__Records supplied__
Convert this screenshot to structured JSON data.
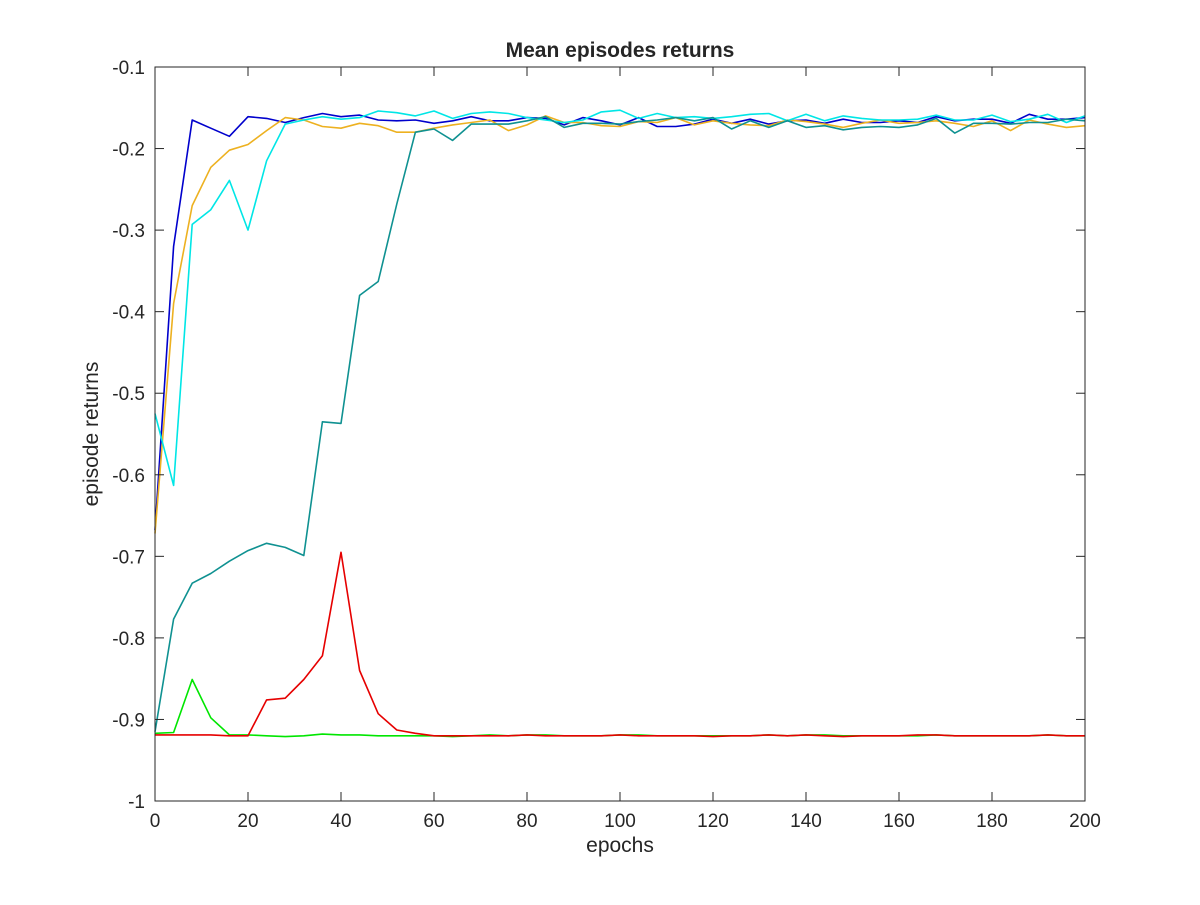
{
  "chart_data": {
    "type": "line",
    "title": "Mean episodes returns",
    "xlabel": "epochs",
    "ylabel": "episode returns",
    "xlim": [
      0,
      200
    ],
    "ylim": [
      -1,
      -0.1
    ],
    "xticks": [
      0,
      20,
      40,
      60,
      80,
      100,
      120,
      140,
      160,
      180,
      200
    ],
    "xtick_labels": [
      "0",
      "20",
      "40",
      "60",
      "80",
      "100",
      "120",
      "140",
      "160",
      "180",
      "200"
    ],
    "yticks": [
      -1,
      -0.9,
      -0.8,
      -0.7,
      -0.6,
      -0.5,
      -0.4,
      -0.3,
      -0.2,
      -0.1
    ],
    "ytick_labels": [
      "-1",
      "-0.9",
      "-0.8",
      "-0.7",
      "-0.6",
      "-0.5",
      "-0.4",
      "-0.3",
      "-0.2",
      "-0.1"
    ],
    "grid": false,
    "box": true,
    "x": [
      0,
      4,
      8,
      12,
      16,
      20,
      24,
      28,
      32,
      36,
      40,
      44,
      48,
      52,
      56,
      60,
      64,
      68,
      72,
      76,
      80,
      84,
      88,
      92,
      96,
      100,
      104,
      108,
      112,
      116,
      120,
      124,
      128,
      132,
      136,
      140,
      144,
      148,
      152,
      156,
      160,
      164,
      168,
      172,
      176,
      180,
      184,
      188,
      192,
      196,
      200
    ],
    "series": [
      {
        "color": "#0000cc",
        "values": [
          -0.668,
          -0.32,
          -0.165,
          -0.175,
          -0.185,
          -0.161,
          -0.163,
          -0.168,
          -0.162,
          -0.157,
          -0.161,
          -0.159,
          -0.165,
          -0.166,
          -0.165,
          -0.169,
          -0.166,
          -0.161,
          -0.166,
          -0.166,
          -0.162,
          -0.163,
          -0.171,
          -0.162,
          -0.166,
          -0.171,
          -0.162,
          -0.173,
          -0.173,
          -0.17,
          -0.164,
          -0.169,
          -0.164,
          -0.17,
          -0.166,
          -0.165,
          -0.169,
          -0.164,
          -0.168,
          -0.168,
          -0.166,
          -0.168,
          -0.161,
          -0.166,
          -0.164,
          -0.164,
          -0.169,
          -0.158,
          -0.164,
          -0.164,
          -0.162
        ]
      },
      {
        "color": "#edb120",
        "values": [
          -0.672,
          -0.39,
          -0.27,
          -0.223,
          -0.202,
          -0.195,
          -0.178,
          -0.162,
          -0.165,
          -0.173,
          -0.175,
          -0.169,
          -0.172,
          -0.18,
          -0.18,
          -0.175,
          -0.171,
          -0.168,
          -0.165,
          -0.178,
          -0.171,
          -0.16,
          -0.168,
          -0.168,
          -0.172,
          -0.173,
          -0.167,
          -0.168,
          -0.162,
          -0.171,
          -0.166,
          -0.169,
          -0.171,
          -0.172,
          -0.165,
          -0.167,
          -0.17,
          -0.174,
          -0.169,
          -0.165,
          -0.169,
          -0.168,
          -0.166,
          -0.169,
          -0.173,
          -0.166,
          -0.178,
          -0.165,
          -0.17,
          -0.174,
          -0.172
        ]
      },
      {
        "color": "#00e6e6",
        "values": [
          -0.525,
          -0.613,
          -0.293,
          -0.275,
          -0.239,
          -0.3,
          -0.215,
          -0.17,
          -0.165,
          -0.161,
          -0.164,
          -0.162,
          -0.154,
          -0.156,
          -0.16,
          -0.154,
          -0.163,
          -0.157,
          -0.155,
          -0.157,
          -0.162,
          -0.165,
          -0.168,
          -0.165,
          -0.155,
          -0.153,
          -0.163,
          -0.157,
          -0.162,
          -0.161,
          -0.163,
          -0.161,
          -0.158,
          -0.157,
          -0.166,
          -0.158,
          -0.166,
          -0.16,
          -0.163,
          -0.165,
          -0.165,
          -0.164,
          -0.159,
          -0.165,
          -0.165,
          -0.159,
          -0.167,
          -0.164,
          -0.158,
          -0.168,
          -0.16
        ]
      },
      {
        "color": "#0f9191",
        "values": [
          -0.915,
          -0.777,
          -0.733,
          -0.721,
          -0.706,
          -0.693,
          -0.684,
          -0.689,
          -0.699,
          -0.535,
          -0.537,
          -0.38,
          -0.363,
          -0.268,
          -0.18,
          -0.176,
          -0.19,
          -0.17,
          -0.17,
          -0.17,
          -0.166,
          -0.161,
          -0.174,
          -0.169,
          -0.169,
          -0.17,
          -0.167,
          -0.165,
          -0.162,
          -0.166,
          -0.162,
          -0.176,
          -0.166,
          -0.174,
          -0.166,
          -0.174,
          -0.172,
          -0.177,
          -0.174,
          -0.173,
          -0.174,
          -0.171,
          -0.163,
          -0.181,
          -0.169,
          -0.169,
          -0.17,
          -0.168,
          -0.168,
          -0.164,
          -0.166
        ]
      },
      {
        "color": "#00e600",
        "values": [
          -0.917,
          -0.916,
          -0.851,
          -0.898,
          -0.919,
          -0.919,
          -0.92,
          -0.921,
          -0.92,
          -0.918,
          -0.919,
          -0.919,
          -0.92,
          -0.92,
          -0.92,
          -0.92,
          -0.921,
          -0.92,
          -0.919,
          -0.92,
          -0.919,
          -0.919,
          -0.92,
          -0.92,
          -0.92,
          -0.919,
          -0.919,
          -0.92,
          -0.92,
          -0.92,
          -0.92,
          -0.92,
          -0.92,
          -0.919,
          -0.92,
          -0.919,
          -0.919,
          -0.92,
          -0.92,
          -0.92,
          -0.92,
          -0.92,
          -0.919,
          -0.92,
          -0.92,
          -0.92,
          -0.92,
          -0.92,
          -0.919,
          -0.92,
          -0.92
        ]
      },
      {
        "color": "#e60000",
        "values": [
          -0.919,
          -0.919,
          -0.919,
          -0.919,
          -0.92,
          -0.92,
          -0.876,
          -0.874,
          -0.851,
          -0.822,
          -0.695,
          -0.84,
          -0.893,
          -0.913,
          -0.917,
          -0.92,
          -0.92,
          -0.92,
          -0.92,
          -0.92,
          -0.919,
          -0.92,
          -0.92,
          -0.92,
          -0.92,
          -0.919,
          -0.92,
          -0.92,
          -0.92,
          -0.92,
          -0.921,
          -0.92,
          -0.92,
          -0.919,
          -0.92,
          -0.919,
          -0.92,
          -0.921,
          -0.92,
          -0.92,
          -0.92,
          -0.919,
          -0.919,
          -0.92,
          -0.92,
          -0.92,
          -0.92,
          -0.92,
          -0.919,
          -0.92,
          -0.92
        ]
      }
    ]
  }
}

__Short task__
Copy out all the records exactly, excluding pictures.

__Task result__
Convert this screenshot to structured JSON data.
{
  "chart_data": {
    "type": "line",
    "title": "Mean episodes returns",
    "xlabel": "epochs",
    "ylabel": "episode returns",
    "xlim": [
      0,
      200
    ],
    "ylim": [
      -1,
      -0.1
    ],
    "xticks": [
      0,
      20,
      40,
      60,
      80,
      100,
      120,
      140,
      160,
      180,
      200
    ],
    "xtick_labels": [
      "0",
      "20",
      "40",
      "60",
      "80",
      "100",
      "120",
      "140",
      "160",
      "180",
      "200"
    ],
    "yticks": [
      -1,
      -0.9,
      -0.8,
      -0.7,
      -0.6,
      -0.5,
      -0.4,
      -0.3,
      -0.2,
      -0.1
    ],
    "ytick_labels": [
      "-1",
      "-0.9",
      "-0.8",
      "-0.7",
      "-0.6",
      "-0.5",
      "-0.4",
      "-0.3",
      "-0.2",
      "-0.1"
    ],
    "grid": false,
    "box": true,
    "x": [
      0,
      4,
      8,
      12,
      16,
      20,
      24,
      28,
      32,
      36,
      40,
      44,
      48,
      52,
      56,
      60,
      64,
      68,
      72,
      76,
      80,
      84,
      88,
      92,
      96,
      100,
      104,
      108,
      112,
      116,
      120,
      124,
      128,
      132,
      136,
      140,
      144,
      148,
      152,
      156,
      160,
      164,
      168,
      172,
      176,
      180,
      184,
      188,
      192,
      196,
      200
    ],
    "series": [
      {
        "color": "#0000cc",
        "values": [
          -0.668,
          -0.32,
          -0.165,
          -0.175,
          -0.185,
          -0.161,
          -0.163,
          -0.168,
          -0.162,
          -0.157,
          -0.161,
          -0.159,
          -0.165,
          -0.166,
          -0.165,
          -0.169,
          -0.166,
          -0.161,
          -0.166,
          -0.166,
          -0.162,
          -0.163,
          -0.171,
          -0.162,
          -0.166,
          -0.171,
          -0.162,
          -0.173,
          -0.173,
          -0.17,
          -0.164,
          -0.169,
          -0.164,
          -0.17,
          -0.166,
          -0.165,
          -0.169,
          -0.164,
          -0.168,
          -0.168,
          -0.166,
          -0.168,
          -0.161,
          -0.166,
          -0.164,
          -0.164,
          -0.169,
          -0.158,
          -0.164,
          -0.164,
          -0.162
        ]
      },
      {
        "color": "#edb120",
        "values": [
          -0.672,
          -0.39,
          -0.27,
          -0.223,
          -0.202,
          -0.195,
          -0.178,
          -0.162,
          -0.165,
          -0.173,
          -0.175,
          -0.169,
          -0.172,
          -0.18,
          -0.18,
          -0.175,
          -0.171,
          -0.168,
          -0.165,
          -0.178,
          -0.171,
          -0.16,
          -0.168,
          -0.168,
          -0.172,
          -0.173,
          -0.167,
          -0.168,
          -0.162,
          -0.171,
          -0.166,
          -0.169,
          -0.171,
          -0.172,
          -0.165,
          -0.167,
          -0.17,
          -0.174,
          -0.169,
          -0.165,
          -0.169,
          -0.168,
          -0.166,
          -0.169,
          -0.173,
          -0.166,
          -0.178,
          -0.165,
          -0.17,
          -0.174,
          -0.172
        ]
      },
      {
        "color": "#00e6e6",
        "values": [
          -0.525,
          -0.613,
          -0.293,
          -0.275,
          -0.239,
          -0.3,
          -0.215,
          -0.17,
          -0.165,
          -0.161,
          -0.164,
          -0.162,
          -0.154,
          -0.156,
          -0.16,
          -0.154,
          -0.163,
          -0.157,
          -0.155,
          -0.157,
          -0.162,
          -0.165,
          -0.168,
          -0.165,
          -0.155,
          -0.153,
          -0.163,
          -0.157,
          -0.162,
          -0.161,
          -0.163,
          -0.161,
          -0.158,
          -0.157,
          -0.166,
          -0.158,
          -0.166,
          -0.16,
          -0.163,
          -0.165,
          -0.165,
          -0.164,
          -0.159,
          -0.165,
          -0.165,
          -0.159,
          -0.167,
          -0.164,
          -0.158,
          -0.168,
          -0.16
        ]
      },
      {
        "color": "#0f9191",
        "values": [
          -0.915,
          -0.777,
          -0.733,
          -0.721,
          -0.706,
          -0.693,
          -0.684,
          -0.689,
          -0.699,
          -0.535,
          -0.537,
          -0.38,
          -0.363,
          -0.268,
          -0.18,
          -0.176,
          -0.19,
          -0.17,
          -0.17,
          -0.17,
          -0.166,
          -0.161,
          -0.174,
          -0.169,
          -0.169,
          -0.17,
          -0.167,
          -0.165,
          -0.162,
          -0.166,
          -0.162,
          -0.176,
          -0.166,
          -0.174,
          -0.166,
          -0.174,
          -0.172,
          -0.177,
          -0.174,
          -0.173,
          -0.174,
          -0.171,
          -0.163,
          -0.181,
          -0.169,
          -0.169,
          -0.17,
          -0.168,
          -0.168,
          -0.164,
          -0.166
        ]
      },
      {
        "color": "#00e600",
        "values": [
          -0.917,
          -0.916,
          -0.851,
          -0.898,
          -0.919,
          -0.919,
          -0.92,
          -0.921,
          -0.92,
          -0.918,
          -0.919,
          -0.919,
          -0.92,
          -0.92,
          -0.92,
          -0.92,
          -0.921,
          -0.92,
          -0.919,
          -0.92,
          -0.919,
          -0.919,
          -0.92,
          -0.92,
          -0.92,
          -0.919,
          -0.919,
          -0.92,
          -0.92,
          -0.92,
          -0.92,
          -0.92,
          -0.92,
          -0.919,
          -0.92,
          -0.919,
          -0.919,
          -0.92,
          -0.92,
          -0.92,
          -0.92,
          -0.92,
          -0.919,
          -0.92,
          -0.92,
          -0.92,
          -0.92,
          -0.92,
          -0.919,
          -0.92,
          -0.92
        ]
      },
      {
        "color": "#e60000",
        "values": [
          -0.919,
          -0.919,
          -0.919,
          -0.919,
          -0.92,
          -0.92,
          -0.876,
          -0.874,
          -0.851,
          -0.822,
          -0.695,
          -0.84,
          -0.893,
          -0.913,
          -0.917,
          -0.92,
          -0.92,
          -0.92,
          -0.92,
          -0.92,
          -0.919,
          -0.92,
          -0.92,
          -0.92,
          -0.92,
          -0.919,
          -0.92,
          -0.92,
          -0.92,
          -0.92,
          -0.921,
          -0.92,
          -0.92,
          -0.919,
          -0.92,
          -0.919,
          -0.92,
          -0.921,
          -0.92,
          -0.92,
          -0.92,
          -0.919,
          -0.919,
          -0.92,
          -0.92,
          -0.92,
          -0.92,
          -0.92,
          -0.919,
          -0.92,
          -0.92
        ]
      }
    ]
  }
}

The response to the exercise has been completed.